* START *

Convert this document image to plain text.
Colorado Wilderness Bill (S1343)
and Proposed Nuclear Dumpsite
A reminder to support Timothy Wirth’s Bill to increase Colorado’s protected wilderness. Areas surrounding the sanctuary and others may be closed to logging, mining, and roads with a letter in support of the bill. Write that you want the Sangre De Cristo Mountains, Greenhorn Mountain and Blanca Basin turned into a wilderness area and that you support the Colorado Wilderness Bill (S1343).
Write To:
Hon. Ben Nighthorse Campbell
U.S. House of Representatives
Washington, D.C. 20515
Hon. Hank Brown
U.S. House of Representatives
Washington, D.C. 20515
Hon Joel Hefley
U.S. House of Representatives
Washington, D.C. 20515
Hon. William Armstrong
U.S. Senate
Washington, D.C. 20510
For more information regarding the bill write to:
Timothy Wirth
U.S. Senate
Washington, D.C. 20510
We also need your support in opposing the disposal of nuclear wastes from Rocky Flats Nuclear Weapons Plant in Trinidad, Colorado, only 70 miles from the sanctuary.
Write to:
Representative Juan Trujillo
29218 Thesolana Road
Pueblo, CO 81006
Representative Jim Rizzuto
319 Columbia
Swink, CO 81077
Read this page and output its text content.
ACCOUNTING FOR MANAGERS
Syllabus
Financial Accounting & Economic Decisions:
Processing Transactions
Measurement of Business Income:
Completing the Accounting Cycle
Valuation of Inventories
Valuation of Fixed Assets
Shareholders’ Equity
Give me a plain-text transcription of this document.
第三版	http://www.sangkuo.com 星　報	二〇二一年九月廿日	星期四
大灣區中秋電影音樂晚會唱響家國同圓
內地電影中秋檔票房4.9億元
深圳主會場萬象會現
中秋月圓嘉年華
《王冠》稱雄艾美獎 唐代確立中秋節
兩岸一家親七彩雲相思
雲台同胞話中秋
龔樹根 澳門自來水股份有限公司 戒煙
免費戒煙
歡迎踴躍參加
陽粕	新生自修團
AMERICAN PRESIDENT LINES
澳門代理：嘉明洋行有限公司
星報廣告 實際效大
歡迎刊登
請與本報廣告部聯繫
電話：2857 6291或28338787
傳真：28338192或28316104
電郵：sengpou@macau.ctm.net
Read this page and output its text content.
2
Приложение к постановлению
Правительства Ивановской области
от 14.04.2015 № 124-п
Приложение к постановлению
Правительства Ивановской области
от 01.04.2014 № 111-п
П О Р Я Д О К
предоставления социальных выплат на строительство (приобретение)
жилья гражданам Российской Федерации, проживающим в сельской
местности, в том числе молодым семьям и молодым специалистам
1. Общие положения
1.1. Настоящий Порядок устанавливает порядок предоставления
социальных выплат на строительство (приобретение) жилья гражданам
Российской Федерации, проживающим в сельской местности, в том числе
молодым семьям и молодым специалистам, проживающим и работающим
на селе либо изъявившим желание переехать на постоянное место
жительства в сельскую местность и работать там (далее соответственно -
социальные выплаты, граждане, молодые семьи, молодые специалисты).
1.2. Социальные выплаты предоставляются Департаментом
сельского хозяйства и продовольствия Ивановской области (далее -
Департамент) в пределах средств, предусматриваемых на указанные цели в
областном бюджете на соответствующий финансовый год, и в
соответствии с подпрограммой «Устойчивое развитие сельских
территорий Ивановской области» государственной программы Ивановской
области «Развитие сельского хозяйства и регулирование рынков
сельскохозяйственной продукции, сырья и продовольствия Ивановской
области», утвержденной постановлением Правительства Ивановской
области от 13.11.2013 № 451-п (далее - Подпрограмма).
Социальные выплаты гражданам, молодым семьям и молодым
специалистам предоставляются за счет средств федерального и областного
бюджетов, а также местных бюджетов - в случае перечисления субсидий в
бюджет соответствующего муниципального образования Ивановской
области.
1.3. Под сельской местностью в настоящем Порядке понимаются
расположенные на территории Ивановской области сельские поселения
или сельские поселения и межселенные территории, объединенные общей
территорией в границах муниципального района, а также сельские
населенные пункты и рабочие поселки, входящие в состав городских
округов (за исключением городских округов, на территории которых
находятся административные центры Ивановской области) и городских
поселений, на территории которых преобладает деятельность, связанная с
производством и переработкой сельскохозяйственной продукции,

* END *

**YOUR TASK**.
Exactly reproduce every record.

**SOLUTION TO THE PROBLEM**.
Convert this document image to plain text.
Colorado Wilderness Bill (S1343)
and Proposed Nuclear Dumpsite
A reminder to support Timothy Wirth’s Bill to increase Colorado’s protected wilderness. Areas surrounding the sanctuary and others may be closed to logging, mining, and roads with a letter in support of the bill. Write that you want the Sangre De Cristo Mountains, Greenhorn Mountain and Blanca Basin turned into a wilderness area and that you support the Colorado Wilderness Bill (S1343).
Write To:
Hon. Ben Nighthorse Campbell
U.S. House of Representatives
Washington, D.C. 20515
Hon. Hank Brown
U.S. House of Representatives
Washington, D.C. 20515
Hon Joel Hefley
U.S. House of Representatives
Washington, D.C. 20515
Hon. William Armstrong
U.S. Senate
Washington, D.C. 20510
For more information regarding the bill write to:
Timothy Wirth
U.S. Senate
Washington, D.C. 20510
We also need your support in opposing the disposal of nuclear wastes from Rocky Flats Nuclear Weapons Plant in Trinidad, Colorado, only 70 miles from the sanctuary.
Write to:
Representative Juan Trujillo
29218 Thesolana Road
Pueblo, CO 81006
Representative Jim Rizzuto
319 Columbia
Swink, CO 81077
Read this page and output its text content.
ACCOUNTING FOR MANAGERS
Syllabus
Financial Accounting & Economic Decisions:
Processing Transactions
Measurement of Business Income:
Completing the Accounting Cycle
Valuation of Inventories
Valuation of Fixed Assets
Shareholders’ Equity
Give me a plain-text transcription of this document.
第三版	http://www.sangkuo.com 星　報	二〇二一年九月廿日	星期四
大灣區中秋電影音樂晚會唱響家國同圓
內地電影中秋檔票房4.9億元
深圳主會場萬象會現
中秋月圓嘉年華
《王冠》稱雄艾美獎 唐代確立中秋節
兩岸一家親七彩雲相思
雲台同胞話中秋
龔樹根 澳門自來水股份有限公司 戒煙
免費戒煙
歡迎踴躍參加
陽粕	新生自修團
AMERICAN PRESIDENT LINES
澳門代理：嘉明洋行有限公司
星報廣告 實際效大
歡迎刊登
請與本報廣告部聯繫
電話：2857 6291或28338787
傳真：28338192或28316104
電郵：sengpou@macau.ctm.net
Read this page and output its text content.
2
Приложение к постановлению
Правительства Ивановской области
от 14.04.2015 № 124-п
Приложение к постановлению
Правительства Ивановской области
от 01.04.2014 № 111-п
П О Р Я Д О К
предоставления социальных выплат на строительство (приобретение)
жилья гражданам Российской Федерации, проживающим в сельской
местности, в том числе молодым семьям и молодым специалистам
1. Общие положения
1.1. Настоящий Порядок устанавливает порядок предоставления
социальных выплат на строительство (приобретение) жилья гражданам
Российской Федерации, проживающим в сельской местности, в том числе
молодым семьям и молодым специалистам, проживающим и работающим
на селе либо изъявившим желание переехать на постоянное место
жительства в сельскую местность и работать там (далее соответственно -
социальные выплаты, граждане, молодые семьи, молодые специалисты).
1.2. Социальные выплаты предоставляются Департаментом
сельского хозяйства и продовольствия Ивановской области (далее -
Департамент) в пределах средств, предусматриваемых на указанные цели в
областном бюджете на соответствующий финансовый год, и в
соответствии с подпрограммой «Устойчивое развитие сельских
территорий Ивановской области» государственной программы Ивановской
области «Развитие сельского хозяйства и регулирование рынков
сельскохозяйственной продукции, сырья и продовольствия Ивановской
области», утвержденной постановлением Правительства Ивановской
области от 13.11.2013 № 451-п (далее - Подпрограмма).
Социальные выплаты гражданам, молодым семьям и молодым
специалистам предоставляются за счет средств федерального и областного
бюджетов, а также местных бюджетов - в случае перечисления субсидий в
бюджет соответствующего муниципального образования Ивановской
области.
1.3. Под сельской местностью в настоящем Порядке понимаются
расположенные на территории Ивановской области сельские поселения
или сельские поселения и межселенные территории, объединенные общей
территорией в границах муниципального района, а также сельские
населенные пункты и рабочие поселки, входящие в состав городских
округов (за исключением городских округов, на территории которых
находятся административные центры Ивановской области) и городских
поселений, на территории которых преобладает деятельность, связанная с
производством и переработкой сельскохозяйственной продукции,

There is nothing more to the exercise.